== GIVEN INFORMATION ==

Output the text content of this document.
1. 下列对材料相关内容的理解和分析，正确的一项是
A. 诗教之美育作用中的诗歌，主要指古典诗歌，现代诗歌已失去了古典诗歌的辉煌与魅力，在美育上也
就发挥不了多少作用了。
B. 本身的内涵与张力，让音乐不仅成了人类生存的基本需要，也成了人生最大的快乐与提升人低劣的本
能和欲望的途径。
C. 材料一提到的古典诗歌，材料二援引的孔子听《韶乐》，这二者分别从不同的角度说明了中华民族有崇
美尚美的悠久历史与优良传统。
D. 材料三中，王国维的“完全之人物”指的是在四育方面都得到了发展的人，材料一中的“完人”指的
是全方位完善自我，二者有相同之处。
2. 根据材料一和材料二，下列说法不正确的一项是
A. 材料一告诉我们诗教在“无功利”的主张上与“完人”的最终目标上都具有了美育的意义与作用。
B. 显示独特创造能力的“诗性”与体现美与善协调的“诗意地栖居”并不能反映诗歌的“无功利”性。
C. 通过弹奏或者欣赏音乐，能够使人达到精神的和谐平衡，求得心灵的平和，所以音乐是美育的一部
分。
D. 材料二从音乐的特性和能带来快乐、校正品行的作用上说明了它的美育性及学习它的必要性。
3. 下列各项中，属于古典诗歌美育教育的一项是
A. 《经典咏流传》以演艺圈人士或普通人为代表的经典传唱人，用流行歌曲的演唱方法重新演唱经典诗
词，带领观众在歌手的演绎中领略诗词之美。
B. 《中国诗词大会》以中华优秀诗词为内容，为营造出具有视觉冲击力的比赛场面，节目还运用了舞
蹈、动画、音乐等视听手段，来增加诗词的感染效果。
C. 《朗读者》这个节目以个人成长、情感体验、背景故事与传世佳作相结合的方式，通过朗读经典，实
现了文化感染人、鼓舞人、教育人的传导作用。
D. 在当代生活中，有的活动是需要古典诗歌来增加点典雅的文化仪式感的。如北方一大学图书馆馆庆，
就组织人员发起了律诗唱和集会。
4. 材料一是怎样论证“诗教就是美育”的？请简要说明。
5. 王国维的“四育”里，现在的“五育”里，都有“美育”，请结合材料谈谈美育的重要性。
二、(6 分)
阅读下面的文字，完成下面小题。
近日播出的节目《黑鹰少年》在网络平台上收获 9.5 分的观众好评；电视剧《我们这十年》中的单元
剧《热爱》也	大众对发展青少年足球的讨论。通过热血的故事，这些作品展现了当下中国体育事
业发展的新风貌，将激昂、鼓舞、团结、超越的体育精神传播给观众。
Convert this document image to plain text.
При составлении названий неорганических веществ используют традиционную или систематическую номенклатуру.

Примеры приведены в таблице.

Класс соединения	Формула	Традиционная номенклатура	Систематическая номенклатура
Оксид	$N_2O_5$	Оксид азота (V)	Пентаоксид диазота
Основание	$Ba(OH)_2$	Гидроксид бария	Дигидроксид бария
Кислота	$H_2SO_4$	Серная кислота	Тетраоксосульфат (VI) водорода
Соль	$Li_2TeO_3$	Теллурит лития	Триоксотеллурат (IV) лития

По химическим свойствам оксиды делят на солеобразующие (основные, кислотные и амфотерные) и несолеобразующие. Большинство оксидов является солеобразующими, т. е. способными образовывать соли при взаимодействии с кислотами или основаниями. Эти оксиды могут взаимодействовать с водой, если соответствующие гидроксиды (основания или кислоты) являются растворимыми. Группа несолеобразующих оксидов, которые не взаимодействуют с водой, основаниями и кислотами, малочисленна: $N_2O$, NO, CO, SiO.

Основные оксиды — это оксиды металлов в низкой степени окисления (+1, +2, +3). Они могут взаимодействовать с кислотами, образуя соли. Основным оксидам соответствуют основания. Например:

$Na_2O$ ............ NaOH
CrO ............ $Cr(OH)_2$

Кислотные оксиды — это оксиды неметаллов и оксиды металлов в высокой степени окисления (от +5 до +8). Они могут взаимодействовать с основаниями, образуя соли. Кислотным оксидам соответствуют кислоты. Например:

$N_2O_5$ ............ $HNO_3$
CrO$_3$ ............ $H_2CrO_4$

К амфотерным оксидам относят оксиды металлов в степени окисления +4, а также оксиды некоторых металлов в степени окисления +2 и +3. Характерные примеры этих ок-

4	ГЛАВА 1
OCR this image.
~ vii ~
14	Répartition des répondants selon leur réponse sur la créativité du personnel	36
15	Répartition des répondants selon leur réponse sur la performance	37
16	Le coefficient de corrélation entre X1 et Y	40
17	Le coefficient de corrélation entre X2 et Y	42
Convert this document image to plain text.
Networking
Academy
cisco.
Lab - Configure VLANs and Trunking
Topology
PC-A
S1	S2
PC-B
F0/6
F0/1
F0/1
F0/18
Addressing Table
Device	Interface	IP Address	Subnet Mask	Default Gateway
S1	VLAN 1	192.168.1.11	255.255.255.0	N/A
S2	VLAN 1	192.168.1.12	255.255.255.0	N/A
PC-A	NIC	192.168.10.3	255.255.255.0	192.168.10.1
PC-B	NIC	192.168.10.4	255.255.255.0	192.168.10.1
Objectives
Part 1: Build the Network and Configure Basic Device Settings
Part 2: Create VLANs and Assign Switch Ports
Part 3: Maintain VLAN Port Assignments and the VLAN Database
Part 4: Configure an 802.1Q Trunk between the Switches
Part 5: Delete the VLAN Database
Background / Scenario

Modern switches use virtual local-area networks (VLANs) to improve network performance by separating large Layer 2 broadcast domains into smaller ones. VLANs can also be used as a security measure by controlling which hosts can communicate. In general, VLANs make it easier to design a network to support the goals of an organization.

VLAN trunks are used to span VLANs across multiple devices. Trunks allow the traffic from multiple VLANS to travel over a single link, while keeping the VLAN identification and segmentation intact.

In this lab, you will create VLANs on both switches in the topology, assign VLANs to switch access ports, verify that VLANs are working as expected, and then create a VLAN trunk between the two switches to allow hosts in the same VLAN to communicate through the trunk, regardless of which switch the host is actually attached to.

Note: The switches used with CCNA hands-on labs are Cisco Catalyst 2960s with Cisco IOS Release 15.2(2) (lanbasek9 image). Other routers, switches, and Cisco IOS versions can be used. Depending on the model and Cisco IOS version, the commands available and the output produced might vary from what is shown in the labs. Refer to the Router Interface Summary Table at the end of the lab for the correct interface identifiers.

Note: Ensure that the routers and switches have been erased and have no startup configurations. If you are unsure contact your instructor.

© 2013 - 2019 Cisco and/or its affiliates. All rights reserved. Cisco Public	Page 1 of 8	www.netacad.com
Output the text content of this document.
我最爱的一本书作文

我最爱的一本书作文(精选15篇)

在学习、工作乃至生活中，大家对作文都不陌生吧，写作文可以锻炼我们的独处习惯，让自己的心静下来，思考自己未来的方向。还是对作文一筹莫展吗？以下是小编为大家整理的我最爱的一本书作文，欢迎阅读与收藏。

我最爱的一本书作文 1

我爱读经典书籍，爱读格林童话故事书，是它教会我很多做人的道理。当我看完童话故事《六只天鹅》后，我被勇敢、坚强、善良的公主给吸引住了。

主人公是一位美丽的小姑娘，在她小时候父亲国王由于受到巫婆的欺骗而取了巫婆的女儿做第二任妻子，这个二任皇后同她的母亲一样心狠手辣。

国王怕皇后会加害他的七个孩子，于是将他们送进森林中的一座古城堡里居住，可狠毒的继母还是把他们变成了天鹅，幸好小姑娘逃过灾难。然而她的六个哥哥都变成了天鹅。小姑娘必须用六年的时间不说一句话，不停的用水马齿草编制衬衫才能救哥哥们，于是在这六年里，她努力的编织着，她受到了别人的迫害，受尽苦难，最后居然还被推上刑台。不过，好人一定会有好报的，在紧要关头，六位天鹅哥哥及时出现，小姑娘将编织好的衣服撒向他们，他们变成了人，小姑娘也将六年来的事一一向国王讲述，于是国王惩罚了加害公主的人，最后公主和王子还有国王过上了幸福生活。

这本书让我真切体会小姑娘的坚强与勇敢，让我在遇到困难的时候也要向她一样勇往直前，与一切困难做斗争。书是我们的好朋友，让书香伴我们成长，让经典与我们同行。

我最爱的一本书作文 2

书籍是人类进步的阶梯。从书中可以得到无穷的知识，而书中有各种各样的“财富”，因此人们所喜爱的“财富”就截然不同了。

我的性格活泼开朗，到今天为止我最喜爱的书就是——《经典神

===

## WHAT IS BEING ASKED
Look for lines containing the string "Database" and copy them all.

## ANSWER TO THE EXERCISE
Part 3: Maintain VLAN Port Assignments and the VLAN Database
Part 5: Delete the VLAN Database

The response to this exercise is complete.